- **JOB**:
Go through the entries below and copy each line containing the word "when".

═════ DATASET EXCERPTS ═════

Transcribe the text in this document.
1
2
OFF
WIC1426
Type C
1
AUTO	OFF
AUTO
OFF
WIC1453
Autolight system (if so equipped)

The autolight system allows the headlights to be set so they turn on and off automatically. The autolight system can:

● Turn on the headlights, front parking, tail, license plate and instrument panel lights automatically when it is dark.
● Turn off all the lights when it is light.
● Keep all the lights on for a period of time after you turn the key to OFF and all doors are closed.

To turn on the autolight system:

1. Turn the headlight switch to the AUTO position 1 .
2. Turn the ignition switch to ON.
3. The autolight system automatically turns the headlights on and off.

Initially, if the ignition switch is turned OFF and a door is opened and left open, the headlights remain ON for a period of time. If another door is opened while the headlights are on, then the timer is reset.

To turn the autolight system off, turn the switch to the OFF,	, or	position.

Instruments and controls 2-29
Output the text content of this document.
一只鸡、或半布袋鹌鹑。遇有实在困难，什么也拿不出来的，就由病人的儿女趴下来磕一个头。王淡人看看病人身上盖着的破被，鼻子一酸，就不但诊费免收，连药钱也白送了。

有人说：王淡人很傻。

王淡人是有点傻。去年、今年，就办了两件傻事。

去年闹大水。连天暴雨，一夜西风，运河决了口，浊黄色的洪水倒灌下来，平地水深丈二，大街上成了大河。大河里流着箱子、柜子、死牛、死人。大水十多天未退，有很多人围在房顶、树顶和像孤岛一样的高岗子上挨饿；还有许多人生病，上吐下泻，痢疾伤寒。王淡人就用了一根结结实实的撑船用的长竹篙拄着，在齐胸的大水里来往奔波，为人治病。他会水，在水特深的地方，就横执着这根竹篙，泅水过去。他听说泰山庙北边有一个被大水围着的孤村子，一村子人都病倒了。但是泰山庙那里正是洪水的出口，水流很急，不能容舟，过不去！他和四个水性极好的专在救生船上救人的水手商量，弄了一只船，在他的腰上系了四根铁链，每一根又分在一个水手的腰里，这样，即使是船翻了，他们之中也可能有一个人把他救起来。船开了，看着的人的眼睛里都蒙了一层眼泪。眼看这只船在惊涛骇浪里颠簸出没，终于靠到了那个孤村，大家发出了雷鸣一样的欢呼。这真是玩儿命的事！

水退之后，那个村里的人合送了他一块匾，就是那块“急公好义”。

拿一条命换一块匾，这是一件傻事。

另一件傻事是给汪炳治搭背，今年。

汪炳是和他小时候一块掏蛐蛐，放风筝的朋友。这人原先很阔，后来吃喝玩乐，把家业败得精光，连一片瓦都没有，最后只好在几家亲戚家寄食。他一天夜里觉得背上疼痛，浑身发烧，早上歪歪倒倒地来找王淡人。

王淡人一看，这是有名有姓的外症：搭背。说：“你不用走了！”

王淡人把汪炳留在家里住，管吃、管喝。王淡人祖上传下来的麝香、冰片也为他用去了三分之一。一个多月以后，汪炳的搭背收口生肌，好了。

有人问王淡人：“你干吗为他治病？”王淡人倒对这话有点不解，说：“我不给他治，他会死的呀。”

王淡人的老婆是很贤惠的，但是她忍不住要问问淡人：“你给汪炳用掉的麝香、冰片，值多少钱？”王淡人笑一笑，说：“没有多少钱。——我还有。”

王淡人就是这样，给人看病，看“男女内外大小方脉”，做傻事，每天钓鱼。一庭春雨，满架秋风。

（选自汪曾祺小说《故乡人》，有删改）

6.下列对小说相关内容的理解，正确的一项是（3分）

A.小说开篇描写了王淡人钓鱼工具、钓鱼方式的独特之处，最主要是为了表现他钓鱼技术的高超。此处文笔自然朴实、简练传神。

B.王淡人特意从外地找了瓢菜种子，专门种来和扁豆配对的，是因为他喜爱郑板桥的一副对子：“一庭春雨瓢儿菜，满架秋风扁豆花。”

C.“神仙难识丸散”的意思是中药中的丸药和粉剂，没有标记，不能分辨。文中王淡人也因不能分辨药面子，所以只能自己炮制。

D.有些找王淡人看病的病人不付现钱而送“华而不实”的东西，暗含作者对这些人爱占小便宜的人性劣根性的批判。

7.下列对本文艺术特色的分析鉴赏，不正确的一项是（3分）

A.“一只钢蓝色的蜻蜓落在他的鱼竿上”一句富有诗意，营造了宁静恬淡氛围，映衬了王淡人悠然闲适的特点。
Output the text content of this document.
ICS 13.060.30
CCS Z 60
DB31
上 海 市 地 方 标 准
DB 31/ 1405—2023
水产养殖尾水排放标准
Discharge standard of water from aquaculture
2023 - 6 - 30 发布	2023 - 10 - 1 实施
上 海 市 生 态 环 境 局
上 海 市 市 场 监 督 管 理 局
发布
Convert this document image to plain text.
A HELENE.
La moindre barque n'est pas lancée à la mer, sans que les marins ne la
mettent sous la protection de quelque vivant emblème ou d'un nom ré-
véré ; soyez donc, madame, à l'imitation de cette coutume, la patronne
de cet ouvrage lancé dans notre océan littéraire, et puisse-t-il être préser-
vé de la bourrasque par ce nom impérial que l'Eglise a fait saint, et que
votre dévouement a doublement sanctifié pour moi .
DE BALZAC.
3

═════

- **RESPONSE TO THIS EXERCISE**:
● Turn on the headlights, front parking, tail, license plate and instrument panel lights automatically when it is dark.
● Turn off all the lights when it is light.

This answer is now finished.